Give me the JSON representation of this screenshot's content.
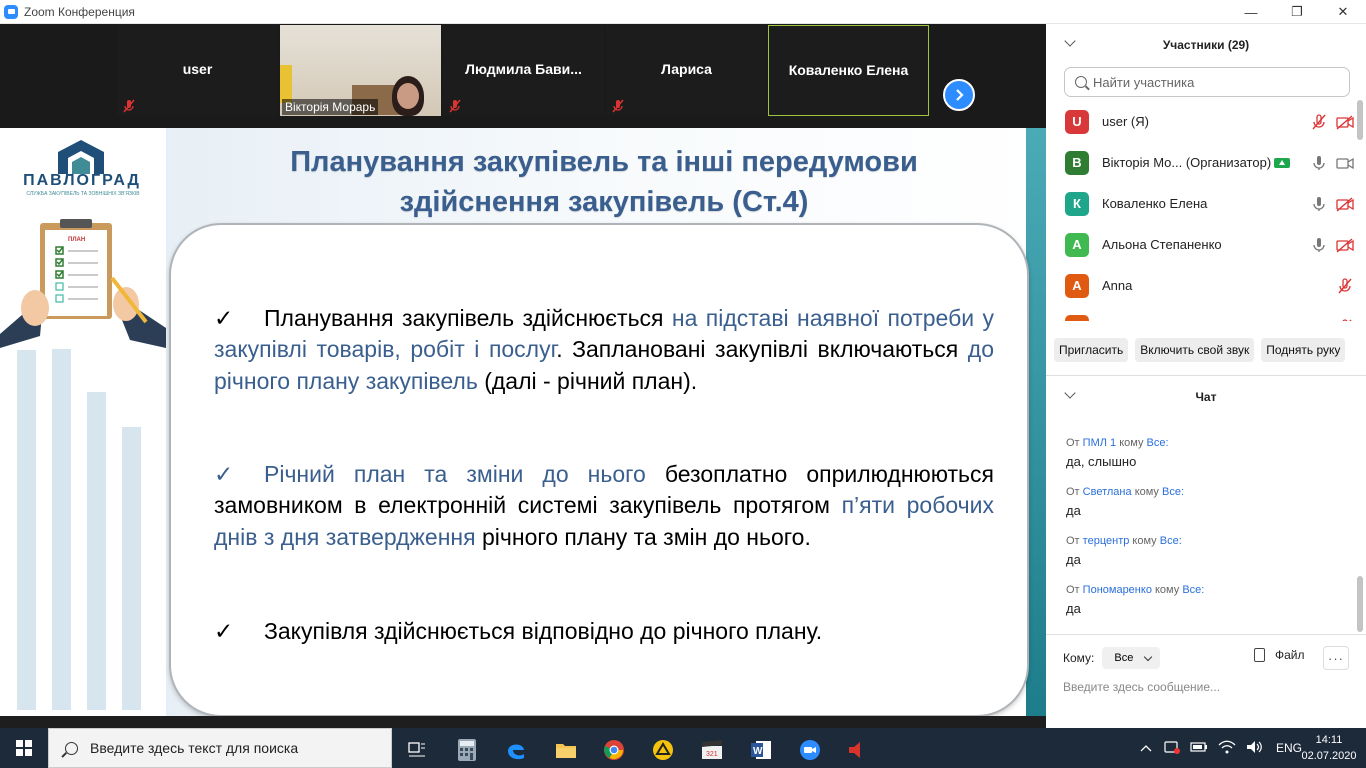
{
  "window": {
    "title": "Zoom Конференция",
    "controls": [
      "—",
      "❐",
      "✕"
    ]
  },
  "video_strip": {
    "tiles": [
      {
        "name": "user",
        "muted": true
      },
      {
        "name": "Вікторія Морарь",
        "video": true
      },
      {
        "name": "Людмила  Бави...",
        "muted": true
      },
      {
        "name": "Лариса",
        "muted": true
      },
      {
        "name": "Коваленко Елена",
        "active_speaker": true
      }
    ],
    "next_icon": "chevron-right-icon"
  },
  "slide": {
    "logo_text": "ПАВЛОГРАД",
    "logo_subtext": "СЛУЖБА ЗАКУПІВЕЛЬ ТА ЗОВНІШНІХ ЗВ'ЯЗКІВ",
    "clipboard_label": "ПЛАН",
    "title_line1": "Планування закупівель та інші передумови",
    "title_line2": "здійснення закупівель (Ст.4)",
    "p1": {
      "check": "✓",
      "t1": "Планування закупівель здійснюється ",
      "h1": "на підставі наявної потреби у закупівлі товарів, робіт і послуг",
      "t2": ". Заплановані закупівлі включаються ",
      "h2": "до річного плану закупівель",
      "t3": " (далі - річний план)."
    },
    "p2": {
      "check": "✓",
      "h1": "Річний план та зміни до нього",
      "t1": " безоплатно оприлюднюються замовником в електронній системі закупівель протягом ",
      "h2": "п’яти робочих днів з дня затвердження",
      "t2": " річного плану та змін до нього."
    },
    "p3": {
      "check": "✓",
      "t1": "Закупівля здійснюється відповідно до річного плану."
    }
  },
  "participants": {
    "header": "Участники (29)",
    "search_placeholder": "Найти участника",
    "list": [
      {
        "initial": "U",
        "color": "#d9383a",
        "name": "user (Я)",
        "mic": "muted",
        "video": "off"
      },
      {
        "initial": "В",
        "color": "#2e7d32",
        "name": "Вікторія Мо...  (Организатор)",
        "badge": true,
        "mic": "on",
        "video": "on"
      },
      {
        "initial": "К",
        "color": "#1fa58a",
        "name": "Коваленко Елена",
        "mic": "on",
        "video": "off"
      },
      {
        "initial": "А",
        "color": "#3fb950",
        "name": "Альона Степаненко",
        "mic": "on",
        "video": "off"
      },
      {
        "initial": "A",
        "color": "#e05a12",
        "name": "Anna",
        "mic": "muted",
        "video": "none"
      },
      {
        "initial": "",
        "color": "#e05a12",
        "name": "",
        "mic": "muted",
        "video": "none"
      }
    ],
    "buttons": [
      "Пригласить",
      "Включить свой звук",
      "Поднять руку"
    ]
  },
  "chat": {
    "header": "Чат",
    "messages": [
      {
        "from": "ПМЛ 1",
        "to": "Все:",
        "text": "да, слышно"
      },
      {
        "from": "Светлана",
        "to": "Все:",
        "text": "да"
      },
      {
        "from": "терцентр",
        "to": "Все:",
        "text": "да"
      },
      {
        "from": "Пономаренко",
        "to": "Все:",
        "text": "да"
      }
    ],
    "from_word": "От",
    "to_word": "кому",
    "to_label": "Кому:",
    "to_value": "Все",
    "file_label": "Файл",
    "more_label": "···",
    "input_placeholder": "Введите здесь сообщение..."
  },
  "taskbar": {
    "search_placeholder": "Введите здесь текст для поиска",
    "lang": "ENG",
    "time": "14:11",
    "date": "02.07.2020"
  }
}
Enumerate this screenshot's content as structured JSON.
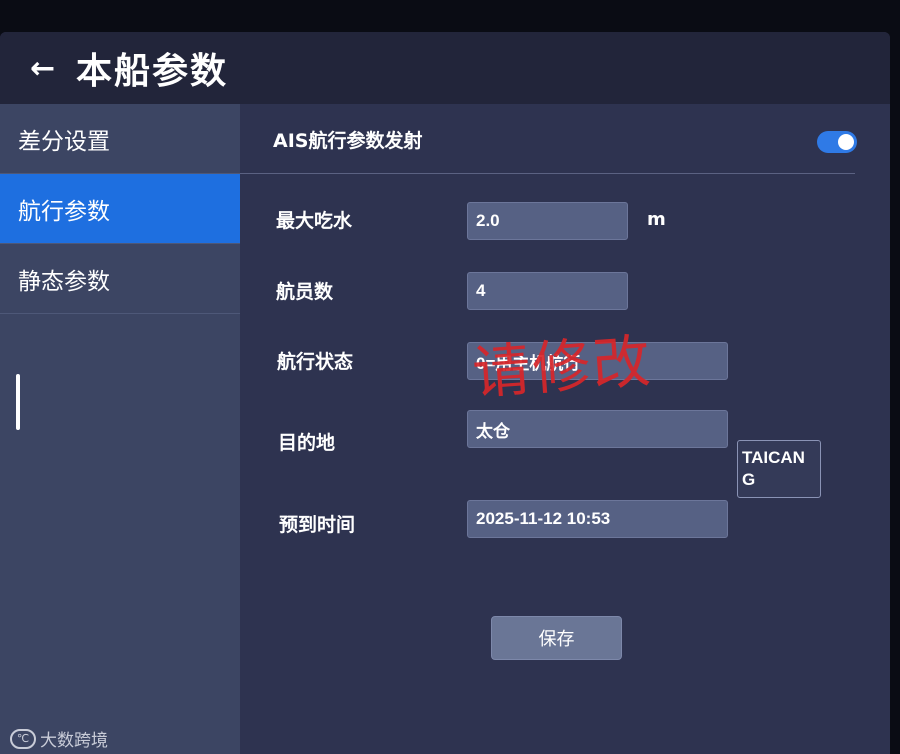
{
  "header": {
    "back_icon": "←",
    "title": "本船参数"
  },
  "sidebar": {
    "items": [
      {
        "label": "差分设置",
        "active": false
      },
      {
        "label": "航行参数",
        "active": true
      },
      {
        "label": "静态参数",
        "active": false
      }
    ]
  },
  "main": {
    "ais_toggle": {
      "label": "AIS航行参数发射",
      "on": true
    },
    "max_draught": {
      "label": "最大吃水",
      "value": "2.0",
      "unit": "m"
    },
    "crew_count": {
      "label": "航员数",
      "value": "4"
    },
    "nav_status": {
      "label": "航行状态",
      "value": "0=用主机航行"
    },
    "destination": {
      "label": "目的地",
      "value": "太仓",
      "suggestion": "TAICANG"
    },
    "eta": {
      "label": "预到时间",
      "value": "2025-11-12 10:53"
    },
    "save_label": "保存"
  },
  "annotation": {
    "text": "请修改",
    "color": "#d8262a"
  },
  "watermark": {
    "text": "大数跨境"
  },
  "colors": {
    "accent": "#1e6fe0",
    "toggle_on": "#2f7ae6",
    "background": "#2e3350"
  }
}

--

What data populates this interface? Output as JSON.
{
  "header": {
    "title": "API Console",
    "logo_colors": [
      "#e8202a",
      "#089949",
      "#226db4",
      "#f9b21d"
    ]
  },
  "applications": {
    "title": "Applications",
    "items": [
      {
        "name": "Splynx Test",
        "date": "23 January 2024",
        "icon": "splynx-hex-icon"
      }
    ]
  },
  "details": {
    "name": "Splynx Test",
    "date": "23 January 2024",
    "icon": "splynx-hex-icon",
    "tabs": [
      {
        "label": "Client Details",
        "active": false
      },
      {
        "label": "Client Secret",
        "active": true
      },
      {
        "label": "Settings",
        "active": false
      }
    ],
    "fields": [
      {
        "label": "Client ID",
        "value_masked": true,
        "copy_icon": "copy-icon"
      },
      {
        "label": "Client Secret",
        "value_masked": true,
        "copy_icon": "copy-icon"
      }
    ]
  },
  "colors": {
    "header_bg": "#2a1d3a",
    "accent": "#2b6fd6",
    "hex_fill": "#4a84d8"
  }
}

--

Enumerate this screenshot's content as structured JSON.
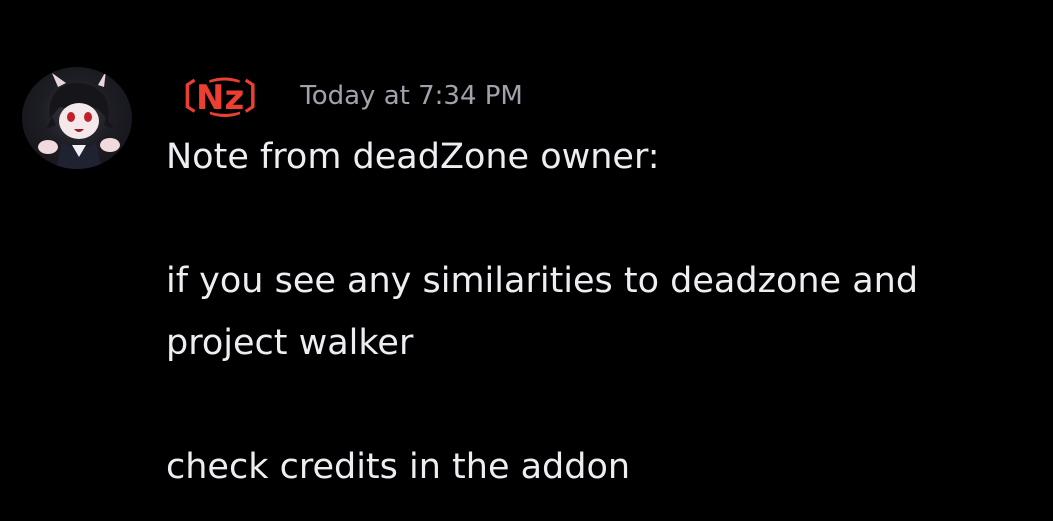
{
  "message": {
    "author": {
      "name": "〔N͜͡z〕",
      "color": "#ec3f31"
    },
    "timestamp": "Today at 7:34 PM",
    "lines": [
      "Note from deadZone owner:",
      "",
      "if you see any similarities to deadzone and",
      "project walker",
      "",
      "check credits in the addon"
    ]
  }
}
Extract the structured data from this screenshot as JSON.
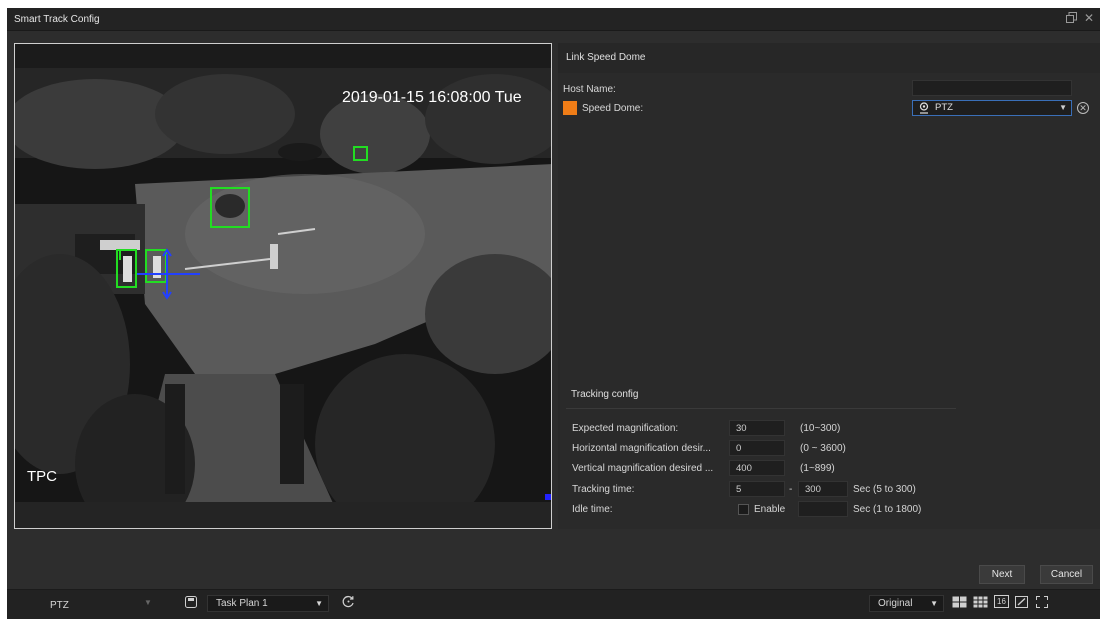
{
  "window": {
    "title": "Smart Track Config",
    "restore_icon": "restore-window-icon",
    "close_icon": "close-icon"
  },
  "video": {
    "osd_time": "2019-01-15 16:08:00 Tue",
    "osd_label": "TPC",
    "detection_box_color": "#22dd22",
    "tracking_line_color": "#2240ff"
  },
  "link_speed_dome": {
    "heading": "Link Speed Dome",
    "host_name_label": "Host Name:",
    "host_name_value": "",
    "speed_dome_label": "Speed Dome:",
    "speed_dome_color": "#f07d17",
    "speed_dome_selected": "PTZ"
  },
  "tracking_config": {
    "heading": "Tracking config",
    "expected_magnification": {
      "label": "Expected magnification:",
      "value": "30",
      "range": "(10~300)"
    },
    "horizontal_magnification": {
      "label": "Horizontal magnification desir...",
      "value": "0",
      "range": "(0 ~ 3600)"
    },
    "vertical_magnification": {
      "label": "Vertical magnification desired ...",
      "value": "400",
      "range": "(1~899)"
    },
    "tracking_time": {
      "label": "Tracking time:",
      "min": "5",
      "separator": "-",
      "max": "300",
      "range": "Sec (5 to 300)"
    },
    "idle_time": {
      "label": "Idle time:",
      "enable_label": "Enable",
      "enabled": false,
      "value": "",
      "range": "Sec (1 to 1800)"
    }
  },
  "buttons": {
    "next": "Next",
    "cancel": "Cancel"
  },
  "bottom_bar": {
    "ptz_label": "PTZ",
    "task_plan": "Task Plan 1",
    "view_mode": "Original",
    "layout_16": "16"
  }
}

**Problem requirements:** Select all lines in the listing above where the word "Client" appears, and show them.

**Reply:**
        "label": "Client Details",
        "label": "Client Secret",
        "label": "Client ID",
        "label": "Client Secret",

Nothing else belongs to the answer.